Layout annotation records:
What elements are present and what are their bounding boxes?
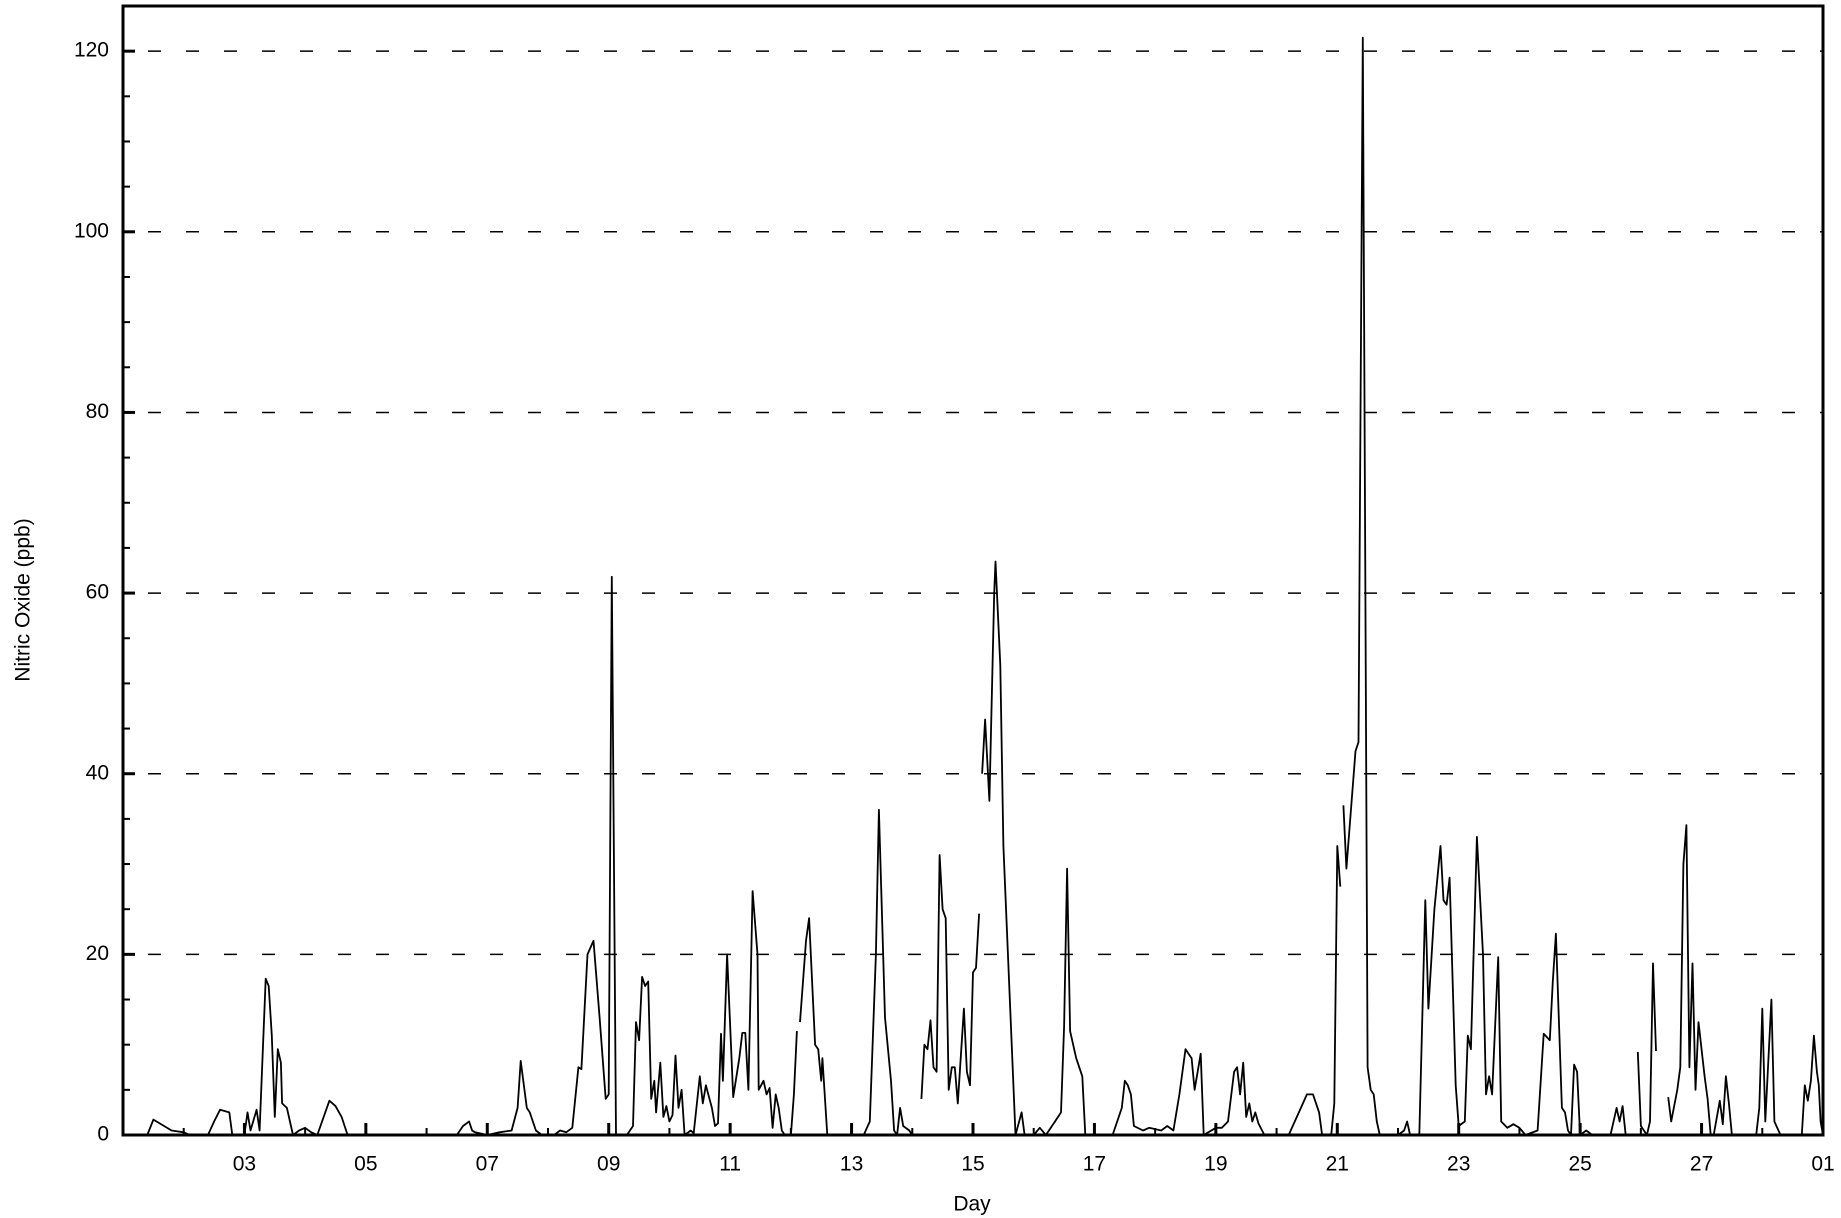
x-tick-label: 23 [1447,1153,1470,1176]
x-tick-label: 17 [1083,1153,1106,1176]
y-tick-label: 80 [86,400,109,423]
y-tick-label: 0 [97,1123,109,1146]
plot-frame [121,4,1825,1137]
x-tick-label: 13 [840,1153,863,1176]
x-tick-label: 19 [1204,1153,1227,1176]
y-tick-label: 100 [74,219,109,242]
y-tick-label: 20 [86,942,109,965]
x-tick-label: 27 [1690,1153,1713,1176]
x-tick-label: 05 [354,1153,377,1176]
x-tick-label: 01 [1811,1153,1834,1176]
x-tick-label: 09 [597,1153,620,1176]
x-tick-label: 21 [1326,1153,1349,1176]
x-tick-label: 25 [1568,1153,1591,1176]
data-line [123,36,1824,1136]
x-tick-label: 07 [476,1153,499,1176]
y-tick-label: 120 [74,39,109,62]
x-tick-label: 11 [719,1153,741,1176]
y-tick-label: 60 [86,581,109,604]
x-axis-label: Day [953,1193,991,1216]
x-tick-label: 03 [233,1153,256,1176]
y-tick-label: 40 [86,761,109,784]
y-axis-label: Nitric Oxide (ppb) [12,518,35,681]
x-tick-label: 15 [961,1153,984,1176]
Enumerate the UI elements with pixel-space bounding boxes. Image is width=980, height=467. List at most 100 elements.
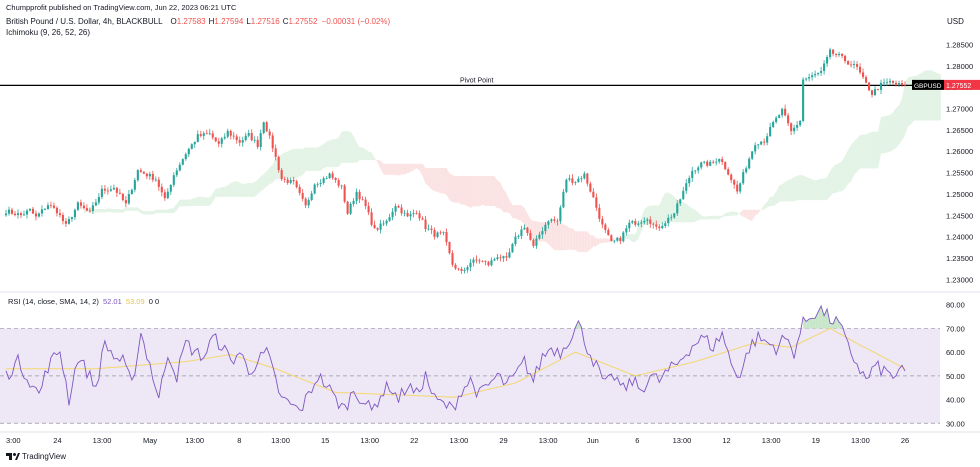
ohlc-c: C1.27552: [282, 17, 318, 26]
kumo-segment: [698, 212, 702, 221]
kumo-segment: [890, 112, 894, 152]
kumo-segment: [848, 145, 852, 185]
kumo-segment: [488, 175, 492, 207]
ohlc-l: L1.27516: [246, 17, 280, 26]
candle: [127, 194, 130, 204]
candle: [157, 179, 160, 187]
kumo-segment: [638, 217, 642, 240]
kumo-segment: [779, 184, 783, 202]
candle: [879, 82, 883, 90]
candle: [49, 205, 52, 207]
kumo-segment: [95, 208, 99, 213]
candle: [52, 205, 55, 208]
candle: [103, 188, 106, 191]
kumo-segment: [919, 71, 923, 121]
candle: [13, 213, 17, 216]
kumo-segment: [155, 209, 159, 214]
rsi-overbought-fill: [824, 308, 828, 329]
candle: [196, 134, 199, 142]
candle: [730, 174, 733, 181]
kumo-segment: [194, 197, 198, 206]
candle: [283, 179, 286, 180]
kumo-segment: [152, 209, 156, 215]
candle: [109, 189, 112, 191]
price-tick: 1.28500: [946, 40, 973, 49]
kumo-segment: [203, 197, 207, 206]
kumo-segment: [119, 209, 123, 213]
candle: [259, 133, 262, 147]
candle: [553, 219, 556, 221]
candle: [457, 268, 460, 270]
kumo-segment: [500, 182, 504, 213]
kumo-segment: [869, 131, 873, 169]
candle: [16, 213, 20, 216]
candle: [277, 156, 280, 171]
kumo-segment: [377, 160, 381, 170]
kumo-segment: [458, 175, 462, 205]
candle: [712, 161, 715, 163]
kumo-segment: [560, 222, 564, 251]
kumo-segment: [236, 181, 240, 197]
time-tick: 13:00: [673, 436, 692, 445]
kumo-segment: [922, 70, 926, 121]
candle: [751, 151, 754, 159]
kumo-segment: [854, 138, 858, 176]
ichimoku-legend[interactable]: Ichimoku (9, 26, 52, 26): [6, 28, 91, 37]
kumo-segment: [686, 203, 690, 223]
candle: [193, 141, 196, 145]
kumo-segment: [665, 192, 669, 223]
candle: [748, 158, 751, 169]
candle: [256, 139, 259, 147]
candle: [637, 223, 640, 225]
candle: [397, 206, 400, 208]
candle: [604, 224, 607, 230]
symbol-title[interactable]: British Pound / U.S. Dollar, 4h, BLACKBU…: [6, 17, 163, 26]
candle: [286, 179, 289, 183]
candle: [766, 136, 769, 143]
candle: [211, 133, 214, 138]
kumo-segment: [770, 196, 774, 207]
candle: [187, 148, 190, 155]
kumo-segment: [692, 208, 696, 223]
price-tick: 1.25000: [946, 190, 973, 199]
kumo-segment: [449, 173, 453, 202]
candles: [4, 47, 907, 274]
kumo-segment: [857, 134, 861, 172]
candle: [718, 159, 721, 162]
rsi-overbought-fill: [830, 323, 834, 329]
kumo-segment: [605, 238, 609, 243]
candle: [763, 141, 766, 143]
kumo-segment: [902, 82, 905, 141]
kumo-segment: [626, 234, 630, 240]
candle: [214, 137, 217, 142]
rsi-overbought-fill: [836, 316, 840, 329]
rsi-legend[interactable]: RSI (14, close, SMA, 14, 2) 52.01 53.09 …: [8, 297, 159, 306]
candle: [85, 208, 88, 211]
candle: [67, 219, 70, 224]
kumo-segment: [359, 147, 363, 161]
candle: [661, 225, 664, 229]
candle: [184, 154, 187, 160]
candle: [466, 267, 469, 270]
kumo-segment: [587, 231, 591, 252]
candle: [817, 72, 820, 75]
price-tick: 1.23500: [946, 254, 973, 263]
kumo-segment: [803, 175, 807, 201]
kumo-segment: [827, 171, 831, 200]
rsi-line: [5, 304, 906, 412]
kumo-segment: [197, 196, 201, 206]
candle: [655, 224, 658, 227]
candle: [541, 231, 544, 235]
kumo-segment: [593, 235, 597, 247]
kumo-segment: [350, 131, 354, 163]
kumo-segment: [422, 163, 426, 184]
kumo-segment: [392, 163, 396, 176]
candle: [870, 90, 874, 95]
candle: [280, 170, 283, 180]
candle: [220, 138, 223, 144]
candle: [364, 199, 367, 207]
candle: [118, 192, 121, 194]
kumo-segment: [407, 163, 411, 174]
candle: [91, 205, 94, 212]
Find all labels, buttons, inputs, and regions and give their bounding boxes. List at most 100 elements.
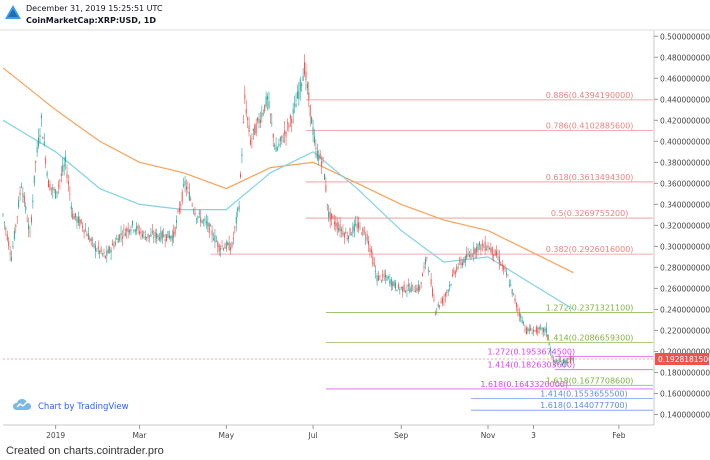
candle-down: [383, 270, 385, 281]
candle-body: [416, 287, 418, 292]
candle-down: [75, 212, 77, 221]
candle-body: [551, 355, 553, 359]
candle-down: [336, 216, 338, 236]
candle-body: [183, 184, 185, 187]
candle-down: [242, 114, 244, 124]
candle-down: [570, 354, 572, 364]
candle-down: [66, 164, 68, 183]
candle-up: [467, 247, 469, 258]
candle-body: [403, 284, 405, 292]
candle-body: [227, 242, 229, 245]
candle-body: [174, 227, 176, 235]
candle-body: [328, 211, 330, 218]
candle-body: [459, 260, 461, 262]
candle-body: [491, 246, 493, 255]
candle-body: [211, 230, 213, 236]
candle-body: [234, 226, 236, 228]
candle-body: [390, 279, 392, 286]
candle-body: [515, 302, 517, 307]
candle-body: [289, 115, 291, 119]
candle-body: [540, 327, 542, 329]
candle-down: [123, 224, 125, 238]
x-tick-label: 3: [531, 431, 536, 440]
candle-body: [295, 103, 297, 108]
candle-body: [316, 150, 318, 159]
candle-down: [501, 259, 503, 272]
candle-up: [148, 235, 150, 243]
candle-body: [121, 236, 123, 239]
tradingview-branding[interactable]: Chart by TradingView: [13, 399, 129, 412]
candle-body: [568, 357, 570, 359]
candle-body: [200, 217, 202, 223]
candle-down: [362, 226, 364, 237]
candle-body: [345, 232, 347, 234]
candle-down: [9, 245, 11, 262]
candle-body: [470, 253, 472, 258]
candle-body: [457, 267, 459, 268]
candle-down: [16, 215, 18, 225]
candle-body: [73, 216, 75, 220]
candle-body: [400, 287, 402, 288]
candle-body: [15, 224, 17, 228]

### [WHAT YOU NEED TO DO]
Reproduce every item above line for line, leaving out the pictures.

### [SOLUTION TO THE PROBLEM]
What elements are present and what are their bounding boxes?
x-tick-label: 23 [1447,1153,1470,1176]
x-tick-label: 17 [1083,1153,1106,1176]
y-tick-label: 80 [86,400,109,423]
y-tick-label: 0 [97,1123,109,1146]
plot-frame [121,4,1825,1137]
x-tick-label: 13 [840,1153,863,1176]
x-tick-label: 19 [1204,1153,1227,1176]
y-tick-label: 100 [74,219,109,242]
y-tick-label: 20 [86,942,109,965]
x-tick-label: 27 [1690,1153,1713,1176]
x-tick-label: 05 [354,1153,377,1176]
x-tick-label: 01 [1811,1153,1834,1176]
x-tick-label: 09 [597,1153,620,1176]
x-tick-label: 21 [1326,1153,1349,1176]
x-tick-label: 25 [1568,1153,1591,1176]
data-line [123,36,1824,1136]
x-tick-label: 07 [476,1153,499,1176]
y-tick-label: 120 [74,39,109,62]
x-tick-label: 11 [719,1153,741,1176]
y-tick-label: 60 [86,581,109,604]
x-axis-label: Day [953,1193,991,1216]
x-tick-label: 03 [233,1153,256,1176]
y-tick-label: 40 [86,761,109,784]
y-axis-label: Nitric Oxide (ppb) [12,518,35,681]
x-tick-label: 15 [961,1153,984,1176]
Enumerate the UI elements with pixel-space bounding boxes. Image is width=980, height=467. List at most 100 elements.
ohlc-c: C1.27552: [282, 17, 318, 26]
kumo-segment: [698, 212, 702, 221]
kumo-segment: [890, 112, 894, 152]
kumo-segment: [848, 145, 852, 185]
kumo-segment: [488, 175, 492, 207]
ohlc-l: L1.27516: [246, 17, 280, 26]
candle: [127, 194, 130, 204]
candle: [157, 179, 160, 187]
kumo-segment: [638, 217, 642, 240]
kumo-segment: [779, 184, 783, 202]
candle: [879, 82, 883, 90]
candle: [49, 205, 52, 207]
kumo-segment: [95, 208, 99, 213]
candle: [52, 205, 55, 208]
candle: [103, 188, 106, 191]
kumo-segment: [919, 71, 923, 121]
candle: [13, 213, 17, 216]
kumo-segment: [155, 209, 159, 214]
rsi-overbought-fill: [824, 308, 828, 329]
candle: [196, 134, 199, 142]
candle: [730, 174, 733, 181]
kumo-segment: [194, 197, 198, 206]
candle: [283, 179, 286, 180]
kumo-segment: [152, 209, 156, 215]
candle: [109, 189, 112, 191]
price-tick: 1.28500: [946, 40, 973, 49]
kumo-segment: [203, 197, 207, 206]
kumo-segment: [119, 209, 123, 213]
candle: [259, 133, 262, 147]
candle: [553, 219, 556, 221]
candle: [457, 268, 460, 270]
kumo-segment: [500, 182, 504, 213]
kumo-segment: [869, 131, 873, 169]
candle: [16, 213, 20, 216]
candle: [277, 156, 280, 171]
kumo-segment: [377, 160, 381, 170]
kumo-segment: [458, 175, 462, 205]
candle: [712, 161, 715, 163]
kumo-segment: [560, 222, 564, 251]
kumo-segment: [236, 181, 240, 197]
time-tick: 13:00: [673, 436, 692, 445]
kumo-segment: [922, 70, 926, 121]
candle: [751, 151, 754, 159]
kumo-segment: [854, 138, 858, 176]
ichimoku-legend[interactable]: Ichimoku (9, 26, 52, 26): [6, 28, 91, 37]
kumo-segment: [686, 203, 690, 223]
candle: [193, 141, 196, 145]
kumo-segment: [665, 192, 669, 223]
candle: [748, 158, 751, 169]
candle: [256, 139, 259, 147]
candle: [637, 223, 640, 225]
candle: [397, 206, 400, 208]
candle: [604, 224, 607, 230]
symbol-title[interactable]: British Pound / U.S. Dollar, 4h, BLACKBU…: [6, 17, 163, 26]
candle: [286, 179, 289, 183]
candle: [766, 136, 769, 143]
candle: [211, 133, 214, 138]
kumo-segment: [770, 196, 774, 207]
candle: [187, 148, 190, 155]
kumo-segment: [692, 208, 696, 223]
price-tick: 1.25000: [946, 190, 973, 199]
kumo-segment: [449, 173, 453, 202]
candles: [4, 47, 907, 274]
kumo-segment: [857, 134, 861, 172]
candle: [718, 159, 721, 162]
rsi-overbought-fill: [830, 323, 834, 329]
kumo-segment: [605, 238, 609, 243]
candle: [763, 141, 766, 143]
kumo-segment: [902, 82, 905, 141]
kumo-segment: [626, 234, 630, 240]
candle: [214, 137, 217, 142]
rsi-overbought-fill: [836, 316, 840, 329]
rsi-legend[interactable]: RSI (14, close, SMA, 14, 2) 52.01 53.09 …: [8, 297, 159, 306]
candle: [85, 208, 88, 211]
candle: [67, 219, 70, 224]
kumo-segment: [359, 147, 363, 161]
candle: [661, 225, 664, 229]
candle: [184, 154, 187, 160]
candle: [466, 267, 469, 270]
kumo-segment: [587, 231, 591, 252]
candle: [817, 72, 820, 75]
price-tick: 1.23500: [946, 254, 973, 263]
kumo-segment: [803, 175, 807, 201]
kumo-segment: [827, 171, 831, 200]
rsi-line: [5, 304, 906, 412]
kumo-segment: [197, 196, 201, 206]
candle: [655, 224, 658, 227]
candle: [541, 231, 544, 235]
kumo-segment: [593, 235, 597, 247]
kumo-segment: [350, 131, 354, 163]
kumo-segment: [422, 163, 426, 184]
kumo-segment: [392, 163, 396, 176]
candle: [870, 90, 874, 95]
candle: [280, 170, 283, 180]
candle: [220, 138, 223, 144]
candle: [364, 199, 367, 207]
candle: [118, 192, 121, 194]
kumo-segment: [407, 163, 411, 174]
candle: [91, 205, 94, 212]
Find all labels, buttons, inputs, and regions and give their bounding boxes. List at most 100 elements.
candle-down: [383, 270, 385, 281]
candle-body: [416, 287, 418, 292]
candle-down: [75, 212, 77, 221]
candle-body: [551, 355, 553, 359]
candle-down: [336, 216, 338, 236]
candle-body: [183, 184, 185, 187]
candle-down: [242, 114, 244, 124]
candle-down: [570, 354, 572, 364]
candle-down: [66, 164, 68, 183]
candle-up: [467, 247, 469, 258]
candle-body: [403, 284, 405, 292]
candle-body: [227, 242, 229, 245]
candle-body: [174, 227, 176, 235]
candle-body: [328, 211, 330, 218]
candle-body: [459, 260, 461, 262]
candle-body: [491, 246, 493, 255]
candle-body: [211, 230, 213, 236]
candle-body: [234, 226, 236, 228]
candle-body: [390, 279, 392, 286]
candle-body: [515, 302, 517, 307]
candle-body: [289, 115, 291, 119]
candle-body: [540, 327, 542, 329]
candle-down: [123, 224, 125, 238]
x-tick-label: 3: [531, 431, 536, 440]
candle-body: [295, 103, 297, 108]
candle-body: [316, 150, 318, 159]
candle-down: [501, 259, 503, 272]
candle-up: [148, 235, 150, 243]
candle-body: [121, 236, 123, 239]
tradingview-branding[interactable]: Chart by TradingView: [13, 399, 129, 412]
candle-body: [568, 357, 570, 359]
candle-body: [200, 217, 202, 223]
candle-down: [362, 226, 364, 237]
candle-body: [345, 232, 347, 234]
candle-down: [9, 245, 11, 262]
candle-body: [470, 253, 472, 258]
candle-body: [457, 267, 459, 268]
candle-down: [16, 215, 18, 225]
candle-body: [73, 216, 75, 220]
candle-body: [400, 287, 402, 288]
candle-body: [15, 224, 17, 228]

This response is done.